● **Short problem**
Reproduce each line, exactly, from the one containing "Give me a plain-text" through the end of the material. Exclude pictures.

● **Dataset extract**
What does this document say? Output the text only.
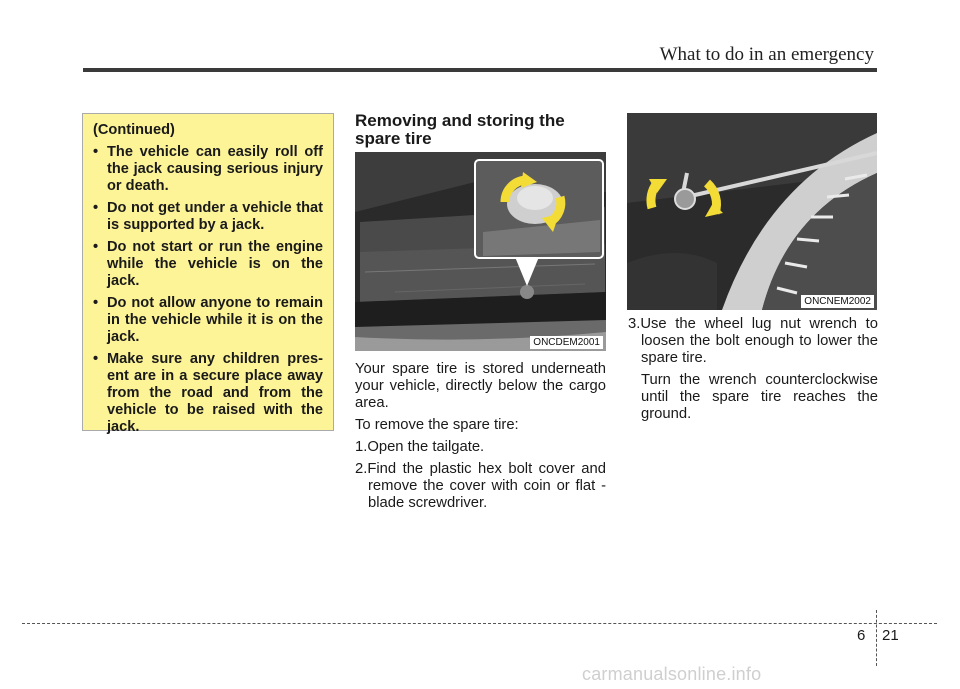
What to do in an emergency
(Continued)
• The vehicle can easily roll off the jack causing serious injury or death.
• Do not get under a vehicle that is supported by a jack.
• Do not start or run the engine while the vehicle is on the jack.
• Do not allow anyone to remain in the vehicle while it is on the jack.
• Make sure any children pres- ent are in a secure place away from the road and from the vehicle to be raised with the jack.
Removing and storing the spare tire
ONCDEM2001

Your spare tire is stored underneath your vehicle, directly below the cargo area.

To remove the spare tire:

1.Open the tailgate.

2.Find the plastic hex bolt cover and remove the cover with coin or flat - blade screwdriver.

ONCNEM2002

3.Use the wheel lug nut wrench to loosen the bolt enough to lower the spare tire.

Turn the wrench counterclockwise until the spare tire reaches the ground.

6 21
carmanualsonline.info
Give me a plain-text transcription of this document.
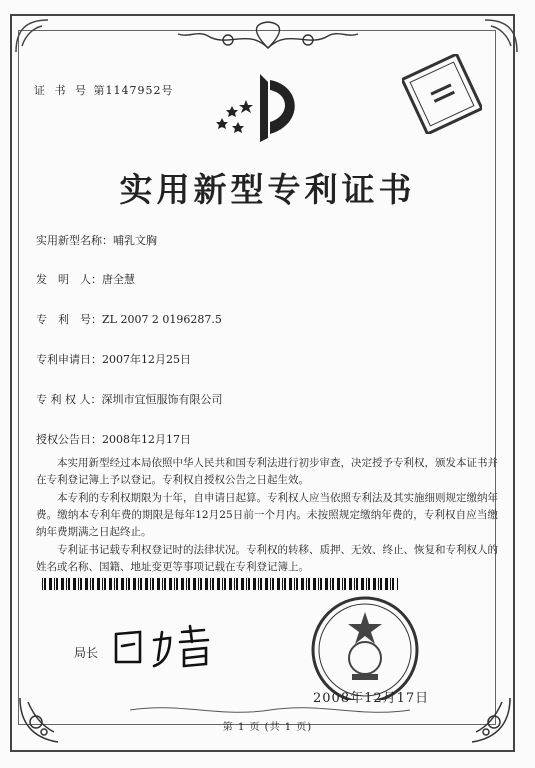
证 书 号 第1147952号
实用新型专利证书
实用新型名称：哺乳文胸
发　明　人：唐全慧
专　利　号：ZL 2007 2 0196287.5
专利申请日：2007年12月25日
专 利 权 人：深圳市宜恒服饰有限公司
授权公告日：2008年12月17日
本实用新型经过本局依照中华人民共和国专利法进行初步审查，决定授予专利权，颁发本证书并在专利登记簿上予以登记。专利权自授权公告之日起生效。
本专利的专利权期限为十年，自申请日起算。专利权人应当依照专利法及其实施细则规定缴纳年费。缴纳本专利年费的期限是每年12月25日前一个月内。未按照规定缴纳年费的，专利权自应当缴纳年费期满之日起终止。
专利证书记载专利权登记时的法律状况。专利权的转移、质押、无效、终止、恢复和专利权人的姓名或名称、国籍、地址变更等事项记载在专利登记簿上。
局长
2008年12月17日
第 1 页 (共 1 页)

● **Answer**
Give me a plain-text transcription of this document.
证 书 号 第1147952号
实用新型专利证书
实用新型名称：哺乳文胸
发　明　人：唐全慧
专　利　号：ZL 2007 2 0196287.5
专利申请日：2007年12月25日
专 利 权 人：深圳市宜恒服饰有限公司
授权公告日：2008年12月17日
本实用新型经过本局依照中华人民共和国专利法进行初步审查，决定授予专利权，颁发本证书并在专利登记簿上予以登记。专利权自授权公告之日起生效。
本专利的专利权期限为十年，自申请日起算。专利权人应当依照专利法及其实施细则规定缴纳年费。缴纳本专利年费的期限是每年12月25日前一个月内。未按照规定缴纳年费的，专利权自应当缴纳年费期满之日起终止。
专利证书记载专利权登记时的法律状况。专利权的转移、质押、无效、终止、恢复和专利权人的姓名或名称、国籍、地址变更等事项记载在专利登记簿上。
局长
2008年12月17日
第 1 页 (共 1 页)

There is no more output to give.